## PROBLEM
Without the pictures, reproduce the records that follow exactly.

Records contained in a dataset
○ ○ ○

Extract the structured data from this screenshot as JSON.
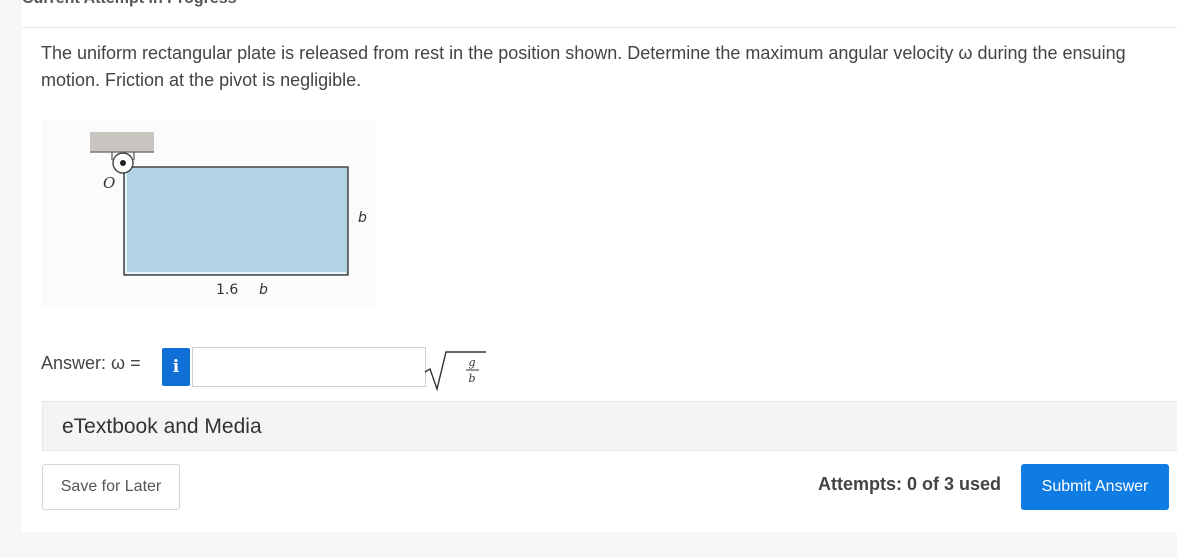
{
  "header": {
    "title": "Current Attempt in Progress"
  },
  "question": {
    "text": "The uniform rectangular plate is released from rest in the position shown. Determine the maximum angular velocity ω during the ensuing motion. Friction at the pivot is negligible."
  },
  "figure": {
    "pivot_label": "O",
    "width_label": "1.6",
    "width_var": "b",
    "height_label": "b",
    "plate_color": "#b3d3e5",
    "support_color": "#c8c4bf"
  },
  "answer": {
    "label": "Answer: ω =",
    "info_icon": "i",
    "value": "",
    "unit_numerator": "g",
    "unit_denominator": "b"
  },
  "etextbook": {
    "label": "eTextbook and Media"
  },
  "footer": {
    "save_label": "Save for Later",
    "attempts_text": "Attempts: 0 of 3 used",
    "submit_label": "Submit Answer"
  },
  "colors": {
    "accent": "#0f7ce3",
    "info": "#0f6fd6"
  }
}
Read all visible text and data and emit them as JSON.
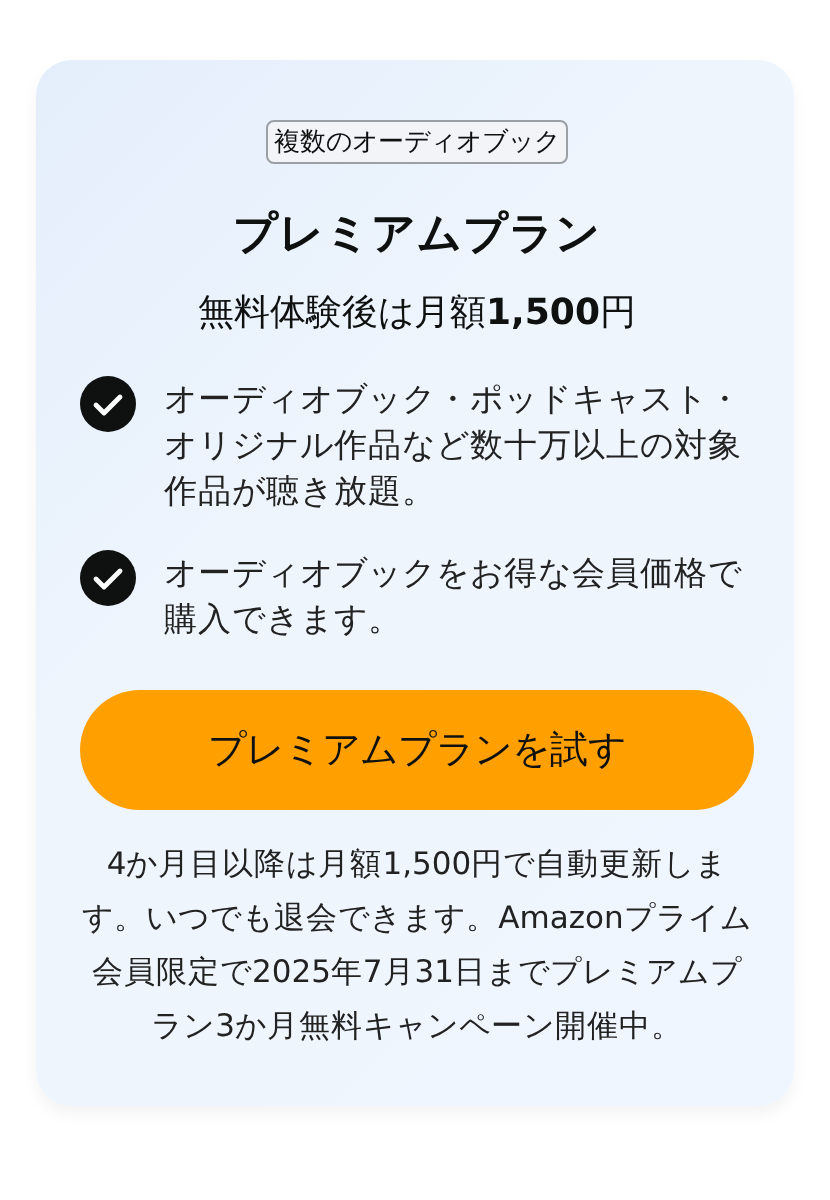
{
  "badge": "複数のオーディオブック",
  "title": "プレミアムプラン",
  "subtitle": "無料体験後は月額**1,500**円",
  "features": [
    {
      "text": "オーディオブック・ポッドキャスト・オリジナル作品など数十万以上の対象作品が聴き放題。",
      "checked": true
    },
    {
      "text": "オーディオブックをお得な会員価格で購入できます。",
      "checked": true
    }
  ],
  "button": "プレミアムプランを試す",
  "note": "4か月目以降は月額1,500円で自動更新します。いつでも退会できます。Amazonプライム会員限定で2025年7月31日までプレミアムプラン3か月無料キャンペーン開催中。"
}
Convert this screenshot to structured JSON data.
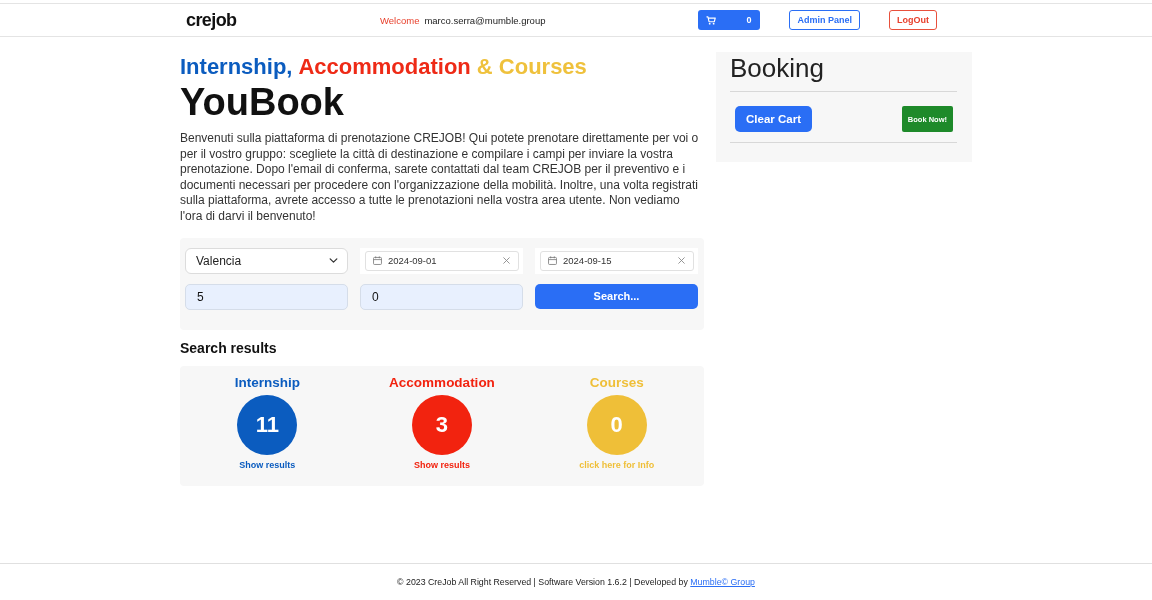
{
  "header": {
    "logo": "crejob",
    "welcome_label": "Welcome",
    "user_email": "marco.serra@mumble.group",
    "cart": {
      "count": "0"
    },
    "buttons": [
      {
        "label": "Admin Panel",
        "kind": "info"
      },
      {
        "label": "LogOut",
        "kind": "danger"
      }
    ]
  },
  "hero": {
    "tagline": [
      {
        "text": "Internship,",
        "color": "#0b5cbf"
      },
      {
        "text": "Accommodation",
        "color": "#ee2a16"
      },
      {
        "text": "& Courses",
        "color": "#efc13c"
      }
    ],
    "title": "YouBook",
    "intro": "Benvenuti sulla piattaforma di prenotazione CREJOB! Qui potete prenotare direttamente per voi o per il vostro gruppo: scegliete la città di destinazione e compilare i campi per inviare la vostra prenotazione. Dopo l'email di conferma, sarete contattati dal team CREJOB per il preventivo e i documenti necessari per procedere con l'organizzazione della mobilità. Inoltre, una volta registrati sulla piattaforma, avrete accesso a tutte le prenotazioni nella vostra area utente. Non vediamo l'ora di darvi il benvenuto!"
  },
  "search_form": {
    "city": "Valencia",
    "date_from": "2024-09-01",
    "date_to": "2024-09-15",
    "inputs": [
      {
        "value": "5"
      },
      {
        "value": "0"
      }
    ],
    "submit": "Search..."
  },
  "search_results": {
    "heading": "Search results",
    "categories": [
      {
        "label": "Internship",
        "count": "11",
        "link": "Show results",
        "color": "#0b5cbf"
      },
      {
        "label": "Accommodation",
        "count": "3",
        "link": "Show results",
        "color": "#f2230f"
      },
      {
        "label": "Courses",
        "count": "0",
        "link": "click here for Info",
        "color": "#efbf38"
      }
    ]
  },
  "booking": {
    "title": "Booking",
    "buttons": [
      {
        "label": "Clear Cart",
        "kind": "primary"
      },
      {
        "label": "Book Now!",
        "kind": "success"
      }
    ]
  },
  "footer": {
    "text": "© 2023 CreJob All Right Reserved | Software Version 1.6.2 | Developed by",
    "link": "Mumble© Group"
  }
}
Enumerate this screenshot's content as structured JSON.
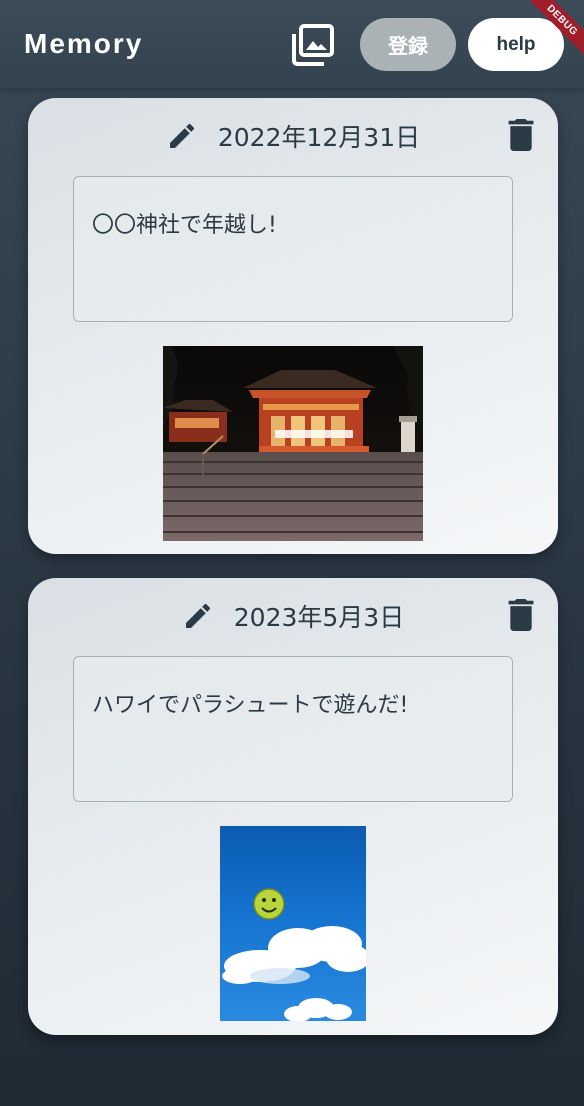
{
  "app": {
    "title": "Memory",
    "register_label": "登録",
    "help_label": "help",
    "debug_banner": "DEBUG"
  },
  "colors": {
    "appbar": "#33424f",
    "card": "#e8ecef",
    "text": "#2b3a47",
    "register_button": "#aab2b6"
  },
  "icons": {
    "gallery": "photo-library-icon",
    "edit": "pencil-icon",
    "delete": "trash-icon"
  },
  "memories": [
    {
      "date": "2022年12月31日",
      "text": "〇〇神社で年越し!",
      "photo": "shrine-at-night"
    },
    {
      "date": "2023年5月3日",
      "text": "ハワイでパラシュートで遊んだ!",
      "photo": "parachute-in-blue-sky"
    }
  ]
}
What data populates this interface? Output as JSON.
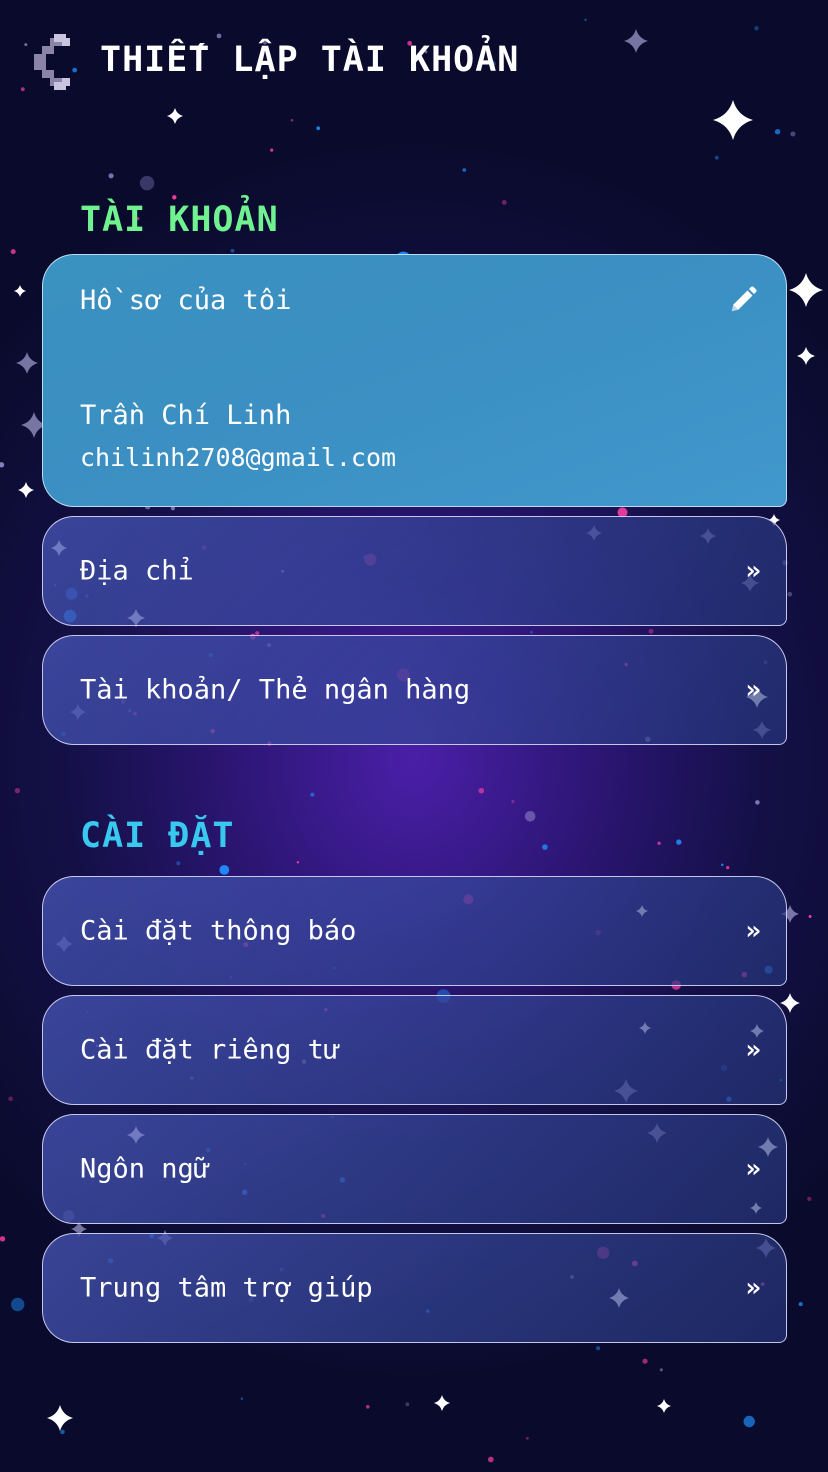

○ ○ ○

## RESULT
Extract the structured data from this screenshot as JSON.
{
  "header": {
    "title": "Current Attempt in Progress"
  },
  "question": {
    "text": "The uniform rectangular plate is released from rest in the position shown. Determine the maximum angular velocity ω during the ensuing motion. Friction at the pivot is negligible."
  },
  "figure": {
    "pivot_label": "O",
    "width_label": "1.6",
    "width_var": "b",
    "height_label": "b",
    "plate_color": "#b3d3e5",
    "support_color": "#c8c4bf"
  },
  "answer": {
    "label": "Answer: ω =",
    "info_icon": "i",
    "value": "",
    "unit_numerator": "g",
    "unit_denominator": "b"
  },
  "etextbook": {
    "label": "eTextbook and Media"
  },
  "footer": {
    "save_label": "Save for Later",
    "attempts_text": "Attempts: 0 of 3 used",
    "submit_label": "Submit Answer"
  },
  "colors": {
    "accent": "#0f7ce3",
    "info": "#0f6fd6"
  }
}
Read all visible text and data and emit them as JSON.
{
  "badge": "複数のオーディオブック",
  "title": "プレミアムプラン",
  "subtitle": "無料体験後は月額**1,500**円",
  "features": [
    {
      "text": "オーディオブック・ポッドキャスト・オリジナル作品など数十万以上の対象作品が聴き放題。",
      "checked": true
    },
    {
      "text": "オーディオブックをお得な会員価格で購入できます。",
      "checked": true
    }
  ],
  "button": "プレミアムプランを試す",
  "note": "4か月目以降は月額1,500円で自動更新します。いつでも退会できます。Amazonプライム会員限定で2025年7月31日までプレミアムプラン3か月無料キャンペーン開催中。"
}
Convert this screenshot to structured JSON data.
{
  "header": {
    "logo": "crejob",
    "welcome_label": "Welcome",
    "user_email": "marco.serra@mumble.group",
    "cart": {
      "count": "0"
    },
    "buttons": [
      {
        "label": "Admin Panel",
        "kind": "info"
      },
      {
        "label": "LogOut",
        "kind": "danger"
      }
    ]
  },
  "hero": {
    "tagline": [
      {
        "text": "Internship,",
        "color": "#0b5cbf"
      },
      {
        "text": "Accommodation",
        "color": "#ee2a16"
      },
      {
        "text": "& Courses",
        "color": "#efc13c"
      }
    ],
    "title": "YouBook",
    "intro": "Benvenuti sulla piattaforma di prenotazione CREJOB! Qui potete prenotare direttamente per voi o per il vostro gruppo: scegliete la città di destinazione e compilare i campi per inviare la vostra prenotazione. Dopo l'email di conferma, sarete contattati dal team CREJOB per il preventivo e i documenti necessari per procedere con l'organizzazione della mobilità. Inoltre, una volta registrati sulla piattaforma, avrete accesso a tutte le prenotazioni nella vostra area utente. Non vediamo l'ora di darvi il benvenuto!"
  },
  "search_form": {
    "city": "Valencia",
    "date_from": "2024-09-01",
    "date_to": "2024-09-15",
    "inputs": [
      {
        "value": "5"
      },
      {
        "value": "0"
      }
    ],
    "submit": "Search..."
  },
  "search_results": {
    "heading": "Search results",
    "categories": [
      {
        "label": "Internship",
        "count": "11",
        "link": "Show results",
        "color": "#0b5cbf"
      },
      {
        "label": "Accommodation",
        "count": "3",
        "link": "Show results",
        "color": "#f2230f"
      },
      {
        "label": "Courses",
        "count": "0",
        "link": "click here for Info",
        "color": "#efbf38"
      }
    ]
  },
  "booking": {
    "title": "Booking",
    "buttons": [
      {
        "label": "Clear Cart",
        "kind": "primary"
      },
      {
        "label": "Book Now!",
        "kind": "success"
      }
    ]
  },
  "footer": {
    "text": "© 2023 CreJob All Right Reserved | Software Version 1.6.2 | Developed by",
    "link": "Mumble© Group"
  }
}
Enumerate this screenshot's content as structured JSON.
{
  "app": {
    "title": "Memory",
    "register_label": "登録",
    "help_label": "help",
    "debug_banner": "DEBUG"
  },
  "colors": {
    "appbar": "#33424f",
    "card": "#e8ecef",
    "text": "#2b3a47",
    "register_button": "#aab2b6"
  },
  "icons": {
    "gallery": "photo-library-icon",
    "edit": "pencil-icon",
    "delete": "trash-icon"
  },
  "memories": [
    {
      "date": "2022年12月31日",
      "text": "〇〇神社で年越し!",
      "photo": "shrine-at-night"
    },
    {
      "date": "2023年5月3日",
      "text": "ハワイでパラシュートで遊んだ!",
      "photo": "parachute-in-blue-sky"
    }
  ]
}
What data populates this interface? Output as JSON.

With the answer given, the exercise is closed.